Determine the number of lines in the listing below where the string "запорной" occurs; answer with the number alone.
──────── INFORMATION SHOWN ────────
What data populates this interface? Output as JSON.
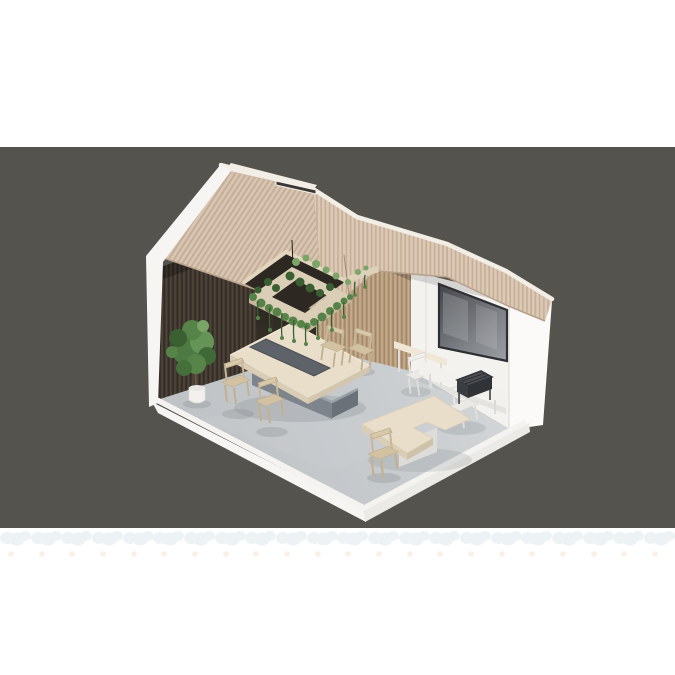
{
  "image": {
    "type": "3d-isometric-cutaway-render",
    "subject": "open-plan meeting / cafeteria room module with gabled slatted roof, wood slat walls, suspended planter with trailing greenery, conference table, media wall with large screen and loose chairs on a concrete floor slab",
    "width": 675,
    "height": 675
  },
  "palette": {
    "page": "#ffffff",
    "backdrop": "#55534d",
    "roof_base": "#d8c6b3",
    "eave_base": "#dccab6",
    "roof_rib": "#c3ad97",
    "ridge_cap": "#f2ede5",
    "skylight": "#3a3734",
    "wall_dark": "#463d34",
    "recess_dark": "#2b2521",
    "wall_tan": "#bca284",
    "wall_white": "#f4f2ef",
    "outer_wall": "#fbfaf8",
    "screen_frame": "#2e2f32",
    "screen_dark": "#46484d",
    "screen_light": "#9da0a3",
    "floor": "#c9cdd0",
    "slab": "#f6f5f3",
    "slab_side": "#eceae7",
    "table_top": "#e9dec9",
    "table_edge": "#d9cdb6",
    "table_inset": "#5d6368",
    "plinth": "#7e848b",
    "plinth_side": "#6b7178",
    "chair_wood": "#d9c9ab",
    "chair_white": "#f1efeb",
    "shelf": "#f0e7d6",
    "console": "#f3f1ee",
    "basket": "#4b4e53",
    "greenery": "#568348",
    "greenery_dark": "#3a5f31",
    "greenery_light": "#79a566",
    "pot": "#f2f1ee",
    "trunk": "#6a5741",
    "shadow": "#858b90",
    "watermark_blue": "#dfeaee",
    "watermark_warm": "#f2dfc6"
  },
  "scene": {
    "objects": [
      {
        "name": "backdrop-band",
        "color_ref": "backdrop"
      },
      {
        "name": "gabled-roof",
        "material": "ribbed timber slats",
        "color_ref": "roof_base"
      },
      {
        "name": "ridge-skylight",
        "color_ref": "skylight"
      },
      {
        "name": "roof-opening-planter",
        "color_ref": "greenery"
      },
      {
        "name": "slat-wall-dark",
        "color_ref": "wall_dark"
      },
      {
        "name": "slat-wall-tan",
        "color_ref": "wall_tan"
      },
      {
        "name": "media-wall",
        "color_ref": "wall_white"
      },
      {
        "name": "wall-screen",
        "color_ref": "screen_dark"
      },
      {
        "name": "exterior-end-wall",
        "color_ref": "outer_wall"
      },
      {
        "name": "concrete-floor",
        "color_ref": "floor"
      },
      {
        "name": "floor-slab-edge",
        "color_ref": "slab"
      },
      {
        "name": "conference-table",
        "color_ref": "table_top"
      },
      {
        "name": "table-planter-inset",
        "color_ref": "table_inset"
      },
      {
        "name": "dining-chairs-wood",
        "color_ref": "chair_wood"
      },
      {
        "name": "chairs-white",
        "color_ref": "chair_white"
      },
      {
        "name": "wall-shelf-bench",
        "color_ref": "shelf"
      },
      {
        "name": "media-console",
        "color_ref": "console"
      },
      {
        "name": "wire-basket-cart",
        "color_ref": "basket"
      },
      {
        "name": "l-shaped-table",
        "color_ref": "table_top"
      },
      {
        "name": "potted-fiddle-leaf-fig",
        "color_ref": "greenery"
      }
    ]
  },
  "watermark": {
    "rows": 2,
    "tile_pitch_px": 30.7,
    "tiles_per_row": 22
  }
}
────────
──────── INFORMATION SHOWN ────────
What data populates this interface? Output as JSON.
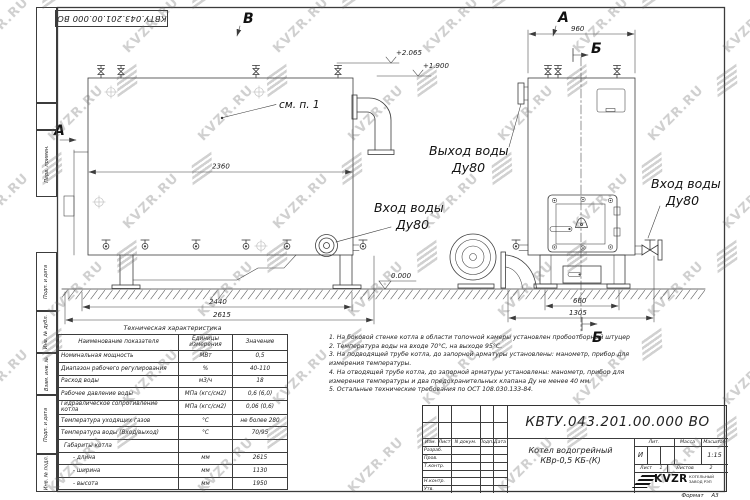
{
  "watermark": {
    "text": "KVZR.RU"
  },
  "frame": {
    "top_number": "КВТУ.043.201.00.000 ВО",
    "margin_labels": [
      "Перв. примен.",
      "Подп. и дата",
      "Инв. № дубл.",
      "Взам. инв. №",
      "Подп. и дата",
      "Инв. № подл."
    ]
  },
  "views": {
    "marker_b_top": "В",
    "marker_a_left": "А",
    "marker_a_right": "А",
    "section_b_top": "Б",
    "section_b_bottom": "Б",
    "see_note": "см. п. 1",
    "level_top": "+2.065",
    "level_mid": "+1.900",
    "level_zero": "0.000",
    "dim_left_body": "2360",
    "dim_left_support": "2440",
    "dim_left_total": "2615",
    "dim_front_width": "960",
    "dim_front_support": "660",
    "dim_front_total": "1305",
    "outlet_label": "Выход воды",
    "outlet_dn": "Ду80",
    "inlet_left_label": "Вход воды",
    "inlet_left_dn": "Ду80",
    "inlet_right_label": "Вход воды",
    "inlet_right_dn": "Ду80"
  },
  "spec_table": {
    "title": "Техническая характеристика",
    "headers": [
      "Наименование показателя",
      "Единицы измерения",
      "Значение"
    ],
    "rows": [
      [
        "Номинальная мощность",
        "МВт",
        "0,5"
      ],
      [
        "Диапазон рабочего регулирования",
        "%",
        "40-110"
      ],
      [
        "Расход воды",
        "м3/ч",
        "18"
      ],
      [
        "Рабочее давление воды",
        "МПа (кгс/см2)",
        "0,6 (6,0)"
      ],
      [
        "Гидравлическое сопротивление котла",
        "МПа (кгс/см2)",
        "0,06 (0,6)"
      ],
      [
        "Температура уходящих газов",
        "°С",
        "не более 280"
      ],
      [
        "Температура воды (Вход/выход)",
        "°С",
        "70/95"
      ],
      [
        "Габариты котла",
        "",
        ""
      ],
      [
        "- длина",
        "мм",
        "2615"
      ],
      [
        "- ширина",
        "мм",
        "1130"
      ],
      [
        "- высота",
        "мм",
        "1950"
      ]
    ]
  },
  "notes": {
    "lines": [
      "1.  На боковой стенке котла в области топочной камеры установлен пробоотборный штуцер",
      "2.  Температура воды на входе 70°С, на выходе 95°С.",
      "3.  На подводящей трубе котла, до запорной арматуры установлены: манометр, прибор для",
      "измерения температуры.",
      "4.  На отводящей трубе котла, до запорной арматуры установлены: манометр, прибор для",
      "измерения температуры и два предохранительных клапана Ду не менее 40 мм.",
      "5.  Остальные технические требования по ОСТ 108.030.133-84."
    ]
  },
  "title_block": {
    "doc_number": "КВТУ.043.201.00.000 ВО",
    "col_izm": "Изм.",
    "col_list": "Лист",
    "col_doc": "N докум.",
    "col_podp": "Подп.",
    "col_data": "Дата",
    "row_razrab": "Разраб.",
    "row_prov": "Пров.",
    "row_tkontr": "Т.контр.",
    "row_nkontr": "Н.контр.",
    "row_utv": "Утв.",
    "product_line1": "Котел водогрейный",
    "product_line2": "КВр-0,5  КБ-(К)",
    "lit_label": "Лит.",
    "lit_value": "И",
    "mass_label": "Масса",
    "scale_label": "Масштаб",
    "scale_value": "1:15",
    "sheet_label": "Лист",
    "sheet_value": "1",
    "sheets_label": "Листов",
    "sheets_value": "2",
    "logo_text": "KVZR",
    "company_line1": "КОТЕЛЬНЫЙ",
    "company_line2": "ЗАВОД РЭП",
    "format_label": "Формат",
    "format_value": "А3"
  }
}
────────
- [THE ANSWER]
2